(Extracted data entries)
---*---

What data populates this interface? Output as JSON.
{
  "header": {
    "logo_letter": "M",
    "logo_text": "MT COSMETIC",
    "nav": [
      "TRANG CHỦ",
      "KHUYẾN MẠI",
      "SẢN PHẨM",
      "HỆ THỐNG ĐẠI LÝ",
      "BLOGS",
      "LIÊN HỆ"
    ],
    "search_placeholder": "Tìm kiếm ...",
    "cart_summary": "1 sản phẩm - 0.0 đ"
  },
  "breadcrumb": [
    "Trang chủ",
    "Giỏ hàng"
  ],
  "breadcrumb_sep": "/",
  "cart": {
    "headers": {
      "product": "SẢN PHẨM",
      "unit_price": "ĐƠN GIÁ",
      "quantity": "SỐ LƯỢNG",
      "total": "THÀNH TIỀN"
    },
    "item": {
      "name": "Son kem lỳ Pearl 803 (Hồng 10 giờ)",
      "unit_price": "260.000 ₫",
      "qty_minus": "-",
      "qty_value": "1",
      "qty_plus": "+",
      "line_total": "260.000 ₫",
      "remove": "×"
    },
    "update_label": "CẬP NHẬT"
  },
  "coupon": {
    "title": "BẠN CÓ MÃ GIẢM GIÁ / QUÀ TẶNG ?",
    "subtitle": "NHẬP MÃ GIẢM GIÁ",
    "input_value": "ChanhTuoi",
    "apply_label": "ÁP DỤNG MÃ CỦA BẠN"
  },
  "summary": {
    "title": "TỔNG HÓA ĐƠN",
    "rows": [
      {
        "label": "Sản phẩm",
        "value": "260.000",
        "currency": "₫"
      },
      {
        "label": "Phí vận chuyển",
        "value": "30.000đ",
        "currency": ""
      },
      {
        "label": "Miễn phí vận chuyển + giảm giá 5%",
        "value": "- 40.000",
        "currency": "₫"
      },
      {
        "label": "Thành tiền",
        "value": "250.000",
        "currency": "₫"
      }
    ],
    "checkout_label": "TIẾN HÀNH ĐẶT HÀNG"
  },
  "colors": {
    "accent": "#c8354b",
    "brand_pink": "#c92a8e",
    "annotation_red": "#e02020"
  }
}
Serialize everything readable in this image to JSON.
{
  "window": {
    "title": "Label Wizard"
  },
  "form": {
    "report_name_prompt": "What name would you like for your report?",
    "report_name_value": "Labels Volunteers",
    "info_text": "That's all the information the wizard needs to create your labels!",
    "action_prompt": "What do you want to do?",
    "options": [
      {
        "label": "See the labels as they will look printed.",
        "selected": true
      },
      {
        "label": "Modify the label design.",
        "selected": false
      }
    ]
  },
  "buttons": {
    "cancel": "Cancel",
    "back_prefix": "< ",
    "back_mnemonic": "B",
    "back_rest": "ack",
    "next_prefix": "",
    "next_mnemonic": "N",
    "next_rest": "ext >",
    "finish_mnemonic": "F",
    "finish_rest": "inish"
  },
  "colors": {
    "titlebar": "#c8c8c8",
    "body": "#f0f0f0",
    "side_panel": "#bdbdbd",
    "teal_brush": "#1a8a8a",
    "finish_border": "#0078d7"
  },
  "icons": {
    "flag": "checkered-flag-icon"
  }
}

---*---

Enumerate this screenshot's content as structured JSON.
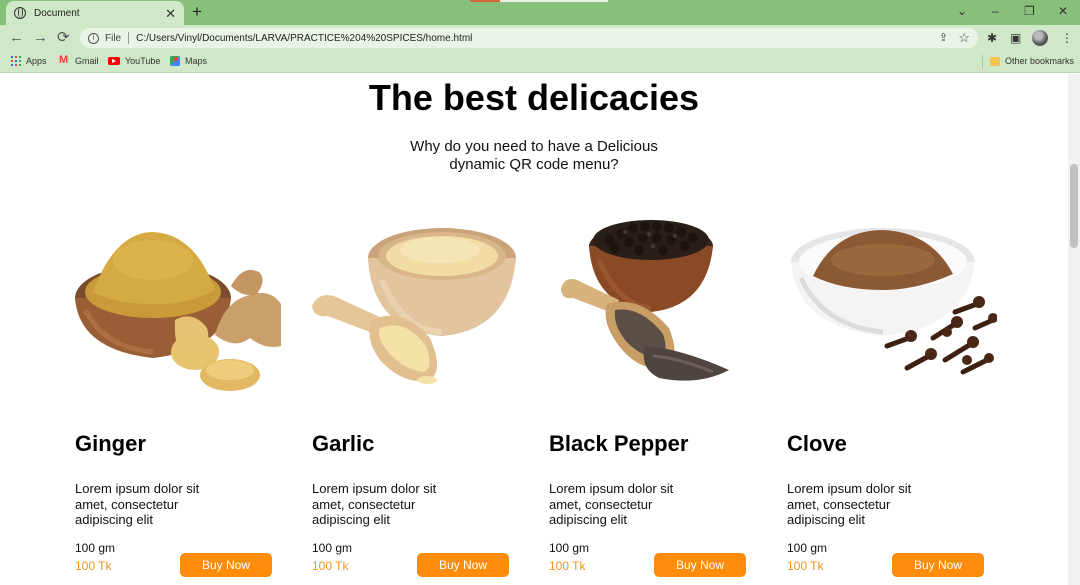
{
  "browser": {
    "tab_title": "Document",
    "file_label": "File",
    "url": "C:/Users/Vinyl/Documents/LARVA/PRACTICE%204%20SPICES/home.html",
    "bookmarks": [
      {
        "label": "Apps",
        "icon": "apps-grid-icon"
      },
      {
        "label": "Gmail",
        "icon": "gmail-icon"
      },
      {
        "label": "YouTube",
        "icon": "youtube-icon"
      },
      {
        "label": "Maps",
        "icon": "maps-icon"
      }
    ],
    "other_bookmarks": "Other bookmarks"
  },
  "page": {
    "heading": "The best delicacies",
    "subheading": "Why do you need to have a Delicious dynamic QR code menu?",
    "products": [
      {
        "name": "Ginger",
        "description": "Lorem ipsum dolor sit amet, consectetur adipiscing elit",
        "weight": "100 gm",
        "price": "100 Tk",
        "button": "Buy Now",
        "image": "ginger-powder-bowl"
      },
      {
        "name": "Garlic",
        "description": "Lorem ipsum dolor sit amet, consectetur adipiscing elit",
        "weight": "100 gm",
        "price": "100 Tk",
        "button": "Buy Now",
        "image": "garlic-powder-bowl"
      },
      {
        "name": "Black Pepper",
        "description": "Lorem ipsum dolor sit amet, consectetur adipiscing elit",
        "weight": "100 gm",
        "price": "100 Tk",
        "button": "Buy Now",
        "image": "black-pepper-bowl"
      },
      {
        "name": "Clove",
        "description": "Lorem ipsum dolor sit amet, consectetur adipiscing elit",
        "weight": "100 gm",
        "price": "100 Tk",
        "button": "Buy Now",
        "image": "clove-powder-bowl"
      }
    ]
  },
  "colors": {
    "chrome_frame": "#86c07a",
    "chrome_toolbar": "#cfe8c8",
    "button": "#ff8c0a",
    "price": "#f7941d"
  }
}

---*---

**GIVEN TASK**.
Copy the lines from the entries above in which the word "JSON" appears.

**WRITTEN REPLY**.
What data populates this interface? Output as JSON.
Serialize everything readable in this image to JSON.
Enumerate this screenshot's content as structured JSON.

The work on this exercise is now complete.